◆ **What this task involves**: Report every line in the listing that contains the string "области".

------ Input data ------

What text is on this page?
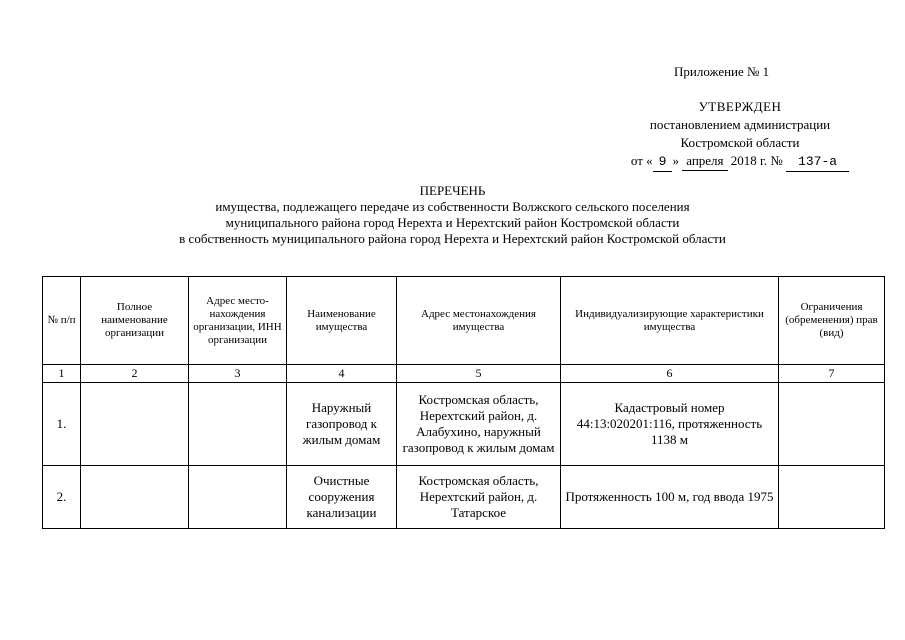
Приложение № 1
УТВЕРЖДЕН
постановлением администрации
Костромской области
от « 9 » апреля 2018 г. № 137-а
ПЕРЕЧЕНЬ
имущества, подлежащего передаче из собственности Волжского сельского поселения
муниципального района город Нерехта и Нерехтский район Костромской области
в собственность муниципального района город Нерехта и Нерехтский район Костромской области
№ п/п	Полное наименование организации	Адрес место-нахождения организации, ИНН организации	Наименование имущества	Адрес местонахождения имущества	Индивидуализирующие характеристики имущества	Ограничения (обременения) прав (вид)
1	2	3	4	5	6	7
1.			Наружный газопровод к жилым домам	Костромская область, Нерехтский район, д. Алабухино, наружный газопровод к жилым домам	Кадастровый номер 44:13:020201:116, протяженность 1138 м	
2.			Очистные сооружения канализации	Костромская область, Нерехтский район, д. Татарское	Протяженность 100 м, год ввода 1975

------
------ Input data ------

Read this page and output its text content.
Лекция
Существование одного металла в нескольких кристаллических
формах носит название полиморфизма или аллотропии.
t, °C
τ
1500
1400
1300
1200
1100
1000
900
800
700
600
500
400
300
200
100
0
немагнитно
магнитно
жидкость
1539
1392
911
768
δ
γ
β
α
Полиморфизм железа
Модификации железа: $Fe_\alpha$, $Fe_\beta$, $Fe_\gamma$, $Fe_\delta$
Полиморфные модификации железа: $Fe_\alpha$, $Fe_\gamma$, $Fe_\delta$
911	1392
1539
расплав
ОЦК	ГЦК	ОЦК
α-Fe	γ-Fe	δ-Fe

------
------ Input data ------

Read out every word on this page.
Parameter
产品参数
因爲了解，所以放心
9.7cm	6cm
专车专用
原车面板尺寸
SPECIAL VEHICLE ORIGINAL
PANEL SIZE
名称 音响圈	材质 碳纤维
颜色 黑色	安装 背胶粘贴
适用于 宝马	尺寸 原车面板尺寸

------

◆ **Completed task**:
Костромской области
муниципального района город Нерехта и Нерехтский район Костромской области
в собственность муниципального района город Нерехта и Нерехтский район Костромской области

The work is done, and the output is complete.